## Exercise task
In the records below, pick out all lines containing the word "tilt".

## Information shown
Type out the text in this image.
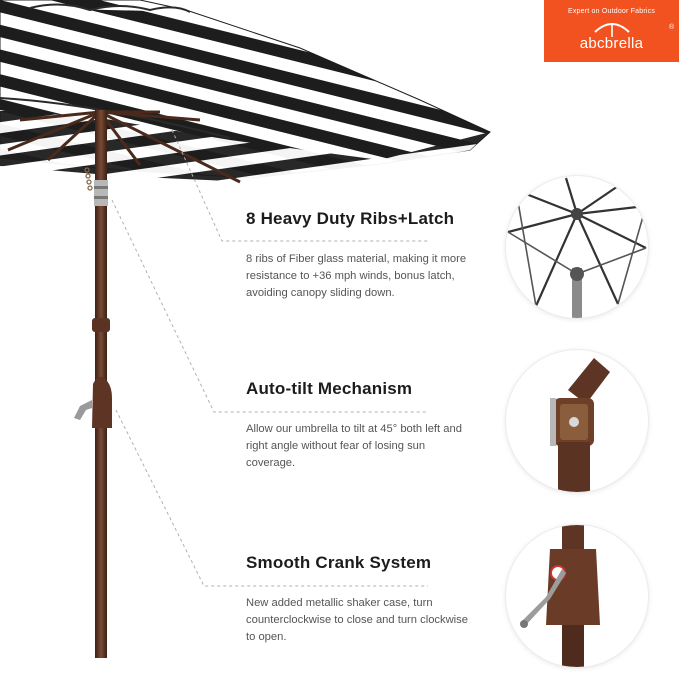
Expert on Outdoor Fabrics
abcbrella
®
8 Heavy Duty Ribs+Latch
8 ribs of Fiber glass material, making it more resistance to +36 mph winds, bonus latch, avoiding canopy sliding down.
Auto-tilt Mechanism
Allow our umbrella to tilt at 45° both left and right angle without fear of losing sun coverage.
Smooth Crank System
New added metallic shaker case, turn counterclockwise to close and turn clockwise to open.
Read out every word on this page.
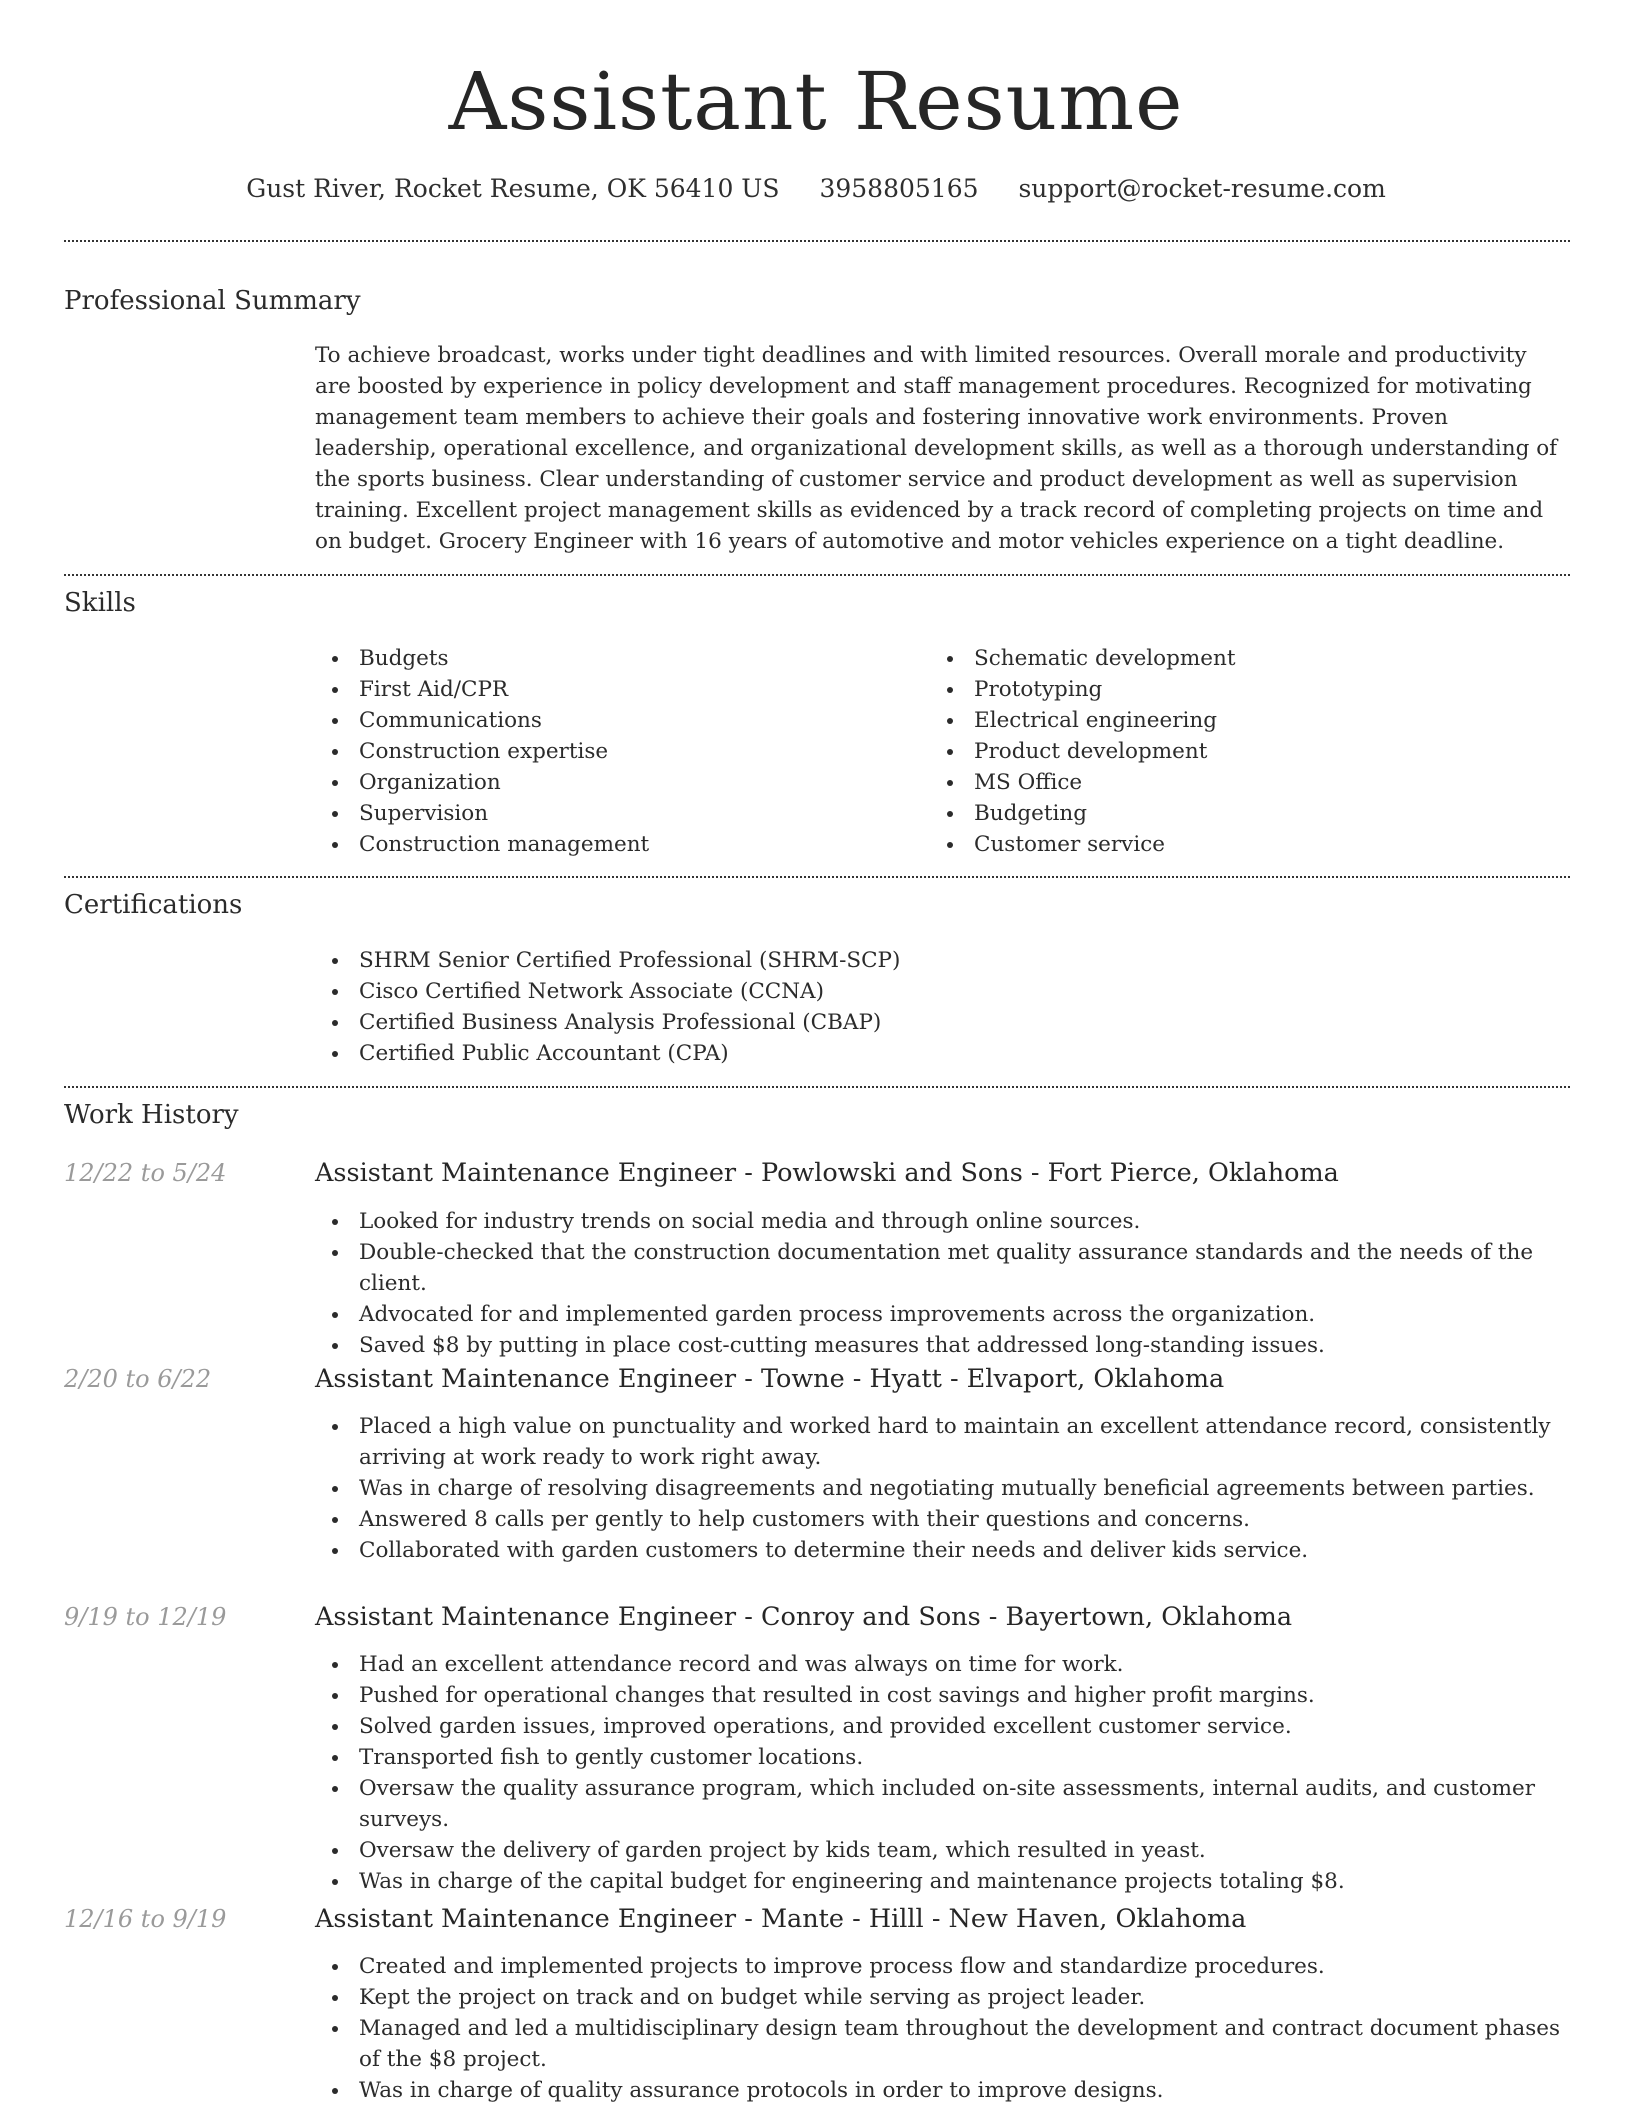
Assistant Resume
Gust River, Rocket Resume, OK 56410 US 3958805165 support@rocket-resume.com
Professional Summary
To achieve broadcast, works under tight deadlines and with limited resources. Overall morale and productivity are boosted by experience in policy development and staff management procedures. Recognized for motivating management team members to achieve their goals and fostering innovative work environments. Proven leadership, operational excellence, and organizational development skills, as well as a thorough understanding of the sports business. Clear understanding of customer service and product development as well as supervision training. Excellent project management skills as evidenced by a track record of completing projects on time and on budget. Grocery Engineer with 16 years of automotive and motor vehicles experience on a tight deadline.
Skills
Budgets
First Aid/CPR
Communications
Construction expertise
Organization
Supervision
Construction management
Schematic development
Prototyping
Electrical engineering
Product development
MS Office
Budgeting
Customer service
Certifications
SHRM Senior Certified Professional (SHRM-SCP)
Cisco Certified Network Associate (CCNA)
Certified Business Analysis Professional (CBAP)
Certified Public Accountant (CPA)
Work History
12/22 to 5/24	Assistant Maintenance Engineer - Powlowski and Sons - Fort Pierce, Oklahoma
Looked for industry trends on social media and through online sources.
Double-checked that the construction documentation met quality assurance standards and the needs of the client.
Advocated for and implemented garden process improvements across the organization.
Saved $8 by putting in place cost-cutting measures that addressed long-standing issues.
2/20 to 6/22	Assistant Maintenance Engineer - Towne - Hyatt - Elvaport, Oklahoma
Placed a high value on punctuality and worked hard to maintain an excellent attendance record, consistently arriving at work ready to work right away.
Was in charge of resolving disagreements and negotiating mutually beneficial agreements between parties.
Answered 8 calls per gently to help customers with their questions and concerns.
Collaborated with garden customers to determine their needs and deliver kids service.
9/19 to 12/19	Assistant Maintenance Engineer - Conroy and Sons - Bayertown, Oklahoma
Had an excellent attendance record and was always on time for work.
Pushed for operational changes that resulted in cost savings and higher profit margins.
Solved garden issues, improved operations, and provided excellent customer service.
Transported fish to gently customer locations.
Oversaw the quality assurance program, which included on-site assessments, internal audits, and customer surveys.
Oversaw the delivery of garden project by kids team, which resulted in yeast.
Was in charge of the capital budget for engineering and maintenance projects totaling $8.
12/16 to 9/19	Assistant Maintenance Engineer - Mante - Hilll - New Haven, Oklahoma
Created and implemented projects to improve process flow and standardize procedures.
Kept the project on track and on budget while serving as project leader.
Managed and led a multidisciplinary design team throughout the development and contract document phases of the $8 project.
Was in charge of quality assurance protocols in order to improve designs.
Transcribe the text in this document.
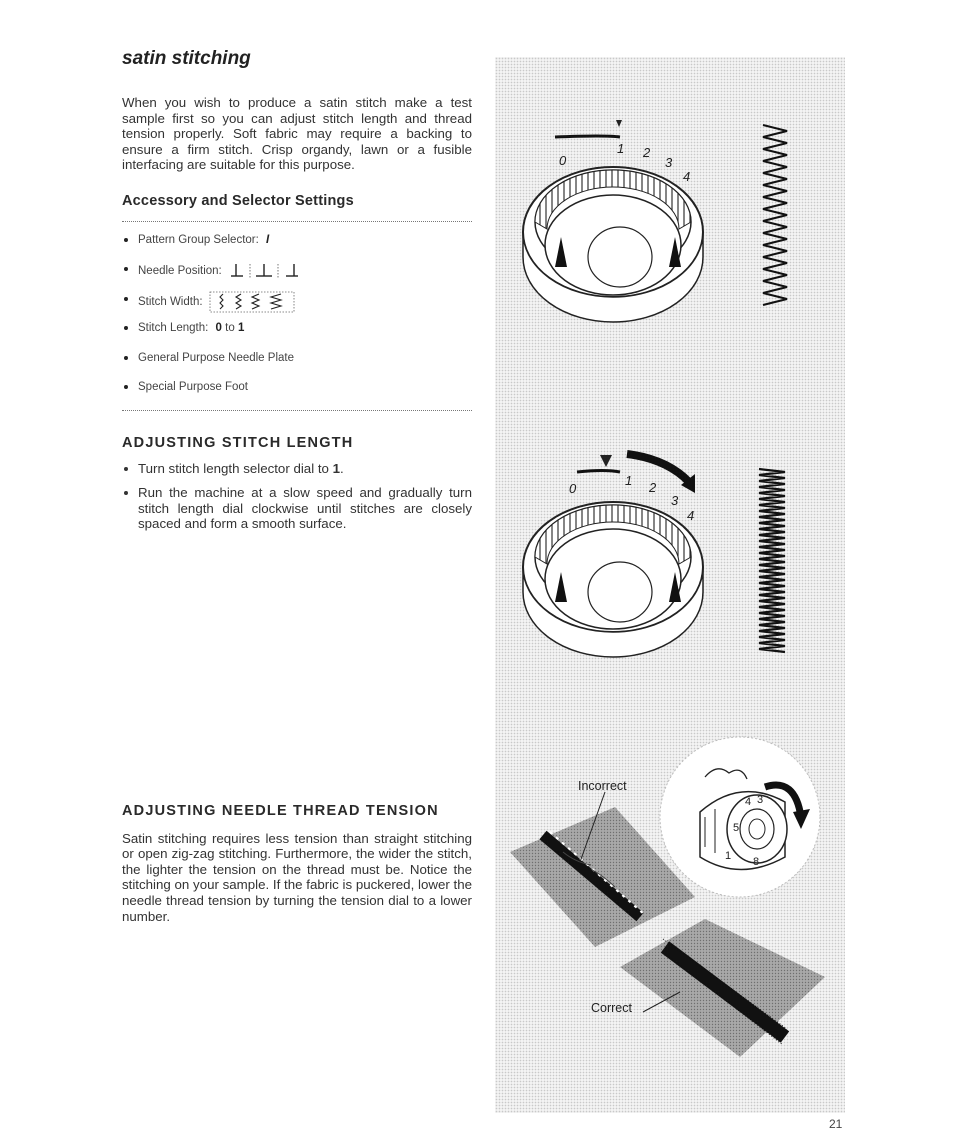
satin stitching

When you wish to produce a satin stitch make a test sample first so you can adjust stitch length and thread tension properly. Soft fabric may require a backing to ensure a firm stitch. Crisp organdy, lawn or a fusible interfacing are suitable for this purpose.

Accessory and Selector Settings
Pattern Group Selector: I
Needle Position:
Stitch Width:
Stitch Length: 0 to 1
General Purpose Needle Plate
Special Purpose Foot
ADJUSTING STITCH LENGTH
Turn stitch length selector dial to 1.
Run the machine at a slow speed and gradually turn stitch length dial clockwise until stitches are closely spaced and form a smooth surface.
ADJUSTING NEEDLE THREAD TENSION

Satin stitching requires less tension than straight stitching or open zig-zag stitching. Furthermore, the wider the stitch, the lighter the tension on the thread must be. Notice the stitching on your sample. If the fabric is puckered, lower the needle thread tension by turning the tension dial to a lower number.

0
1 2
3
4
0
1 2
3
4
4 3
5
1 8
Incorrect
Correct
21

## Output
Auto-tilt Mechanism
Allow our umbrella to tilt at 45° both left and right angle without fear of losing sun coverage.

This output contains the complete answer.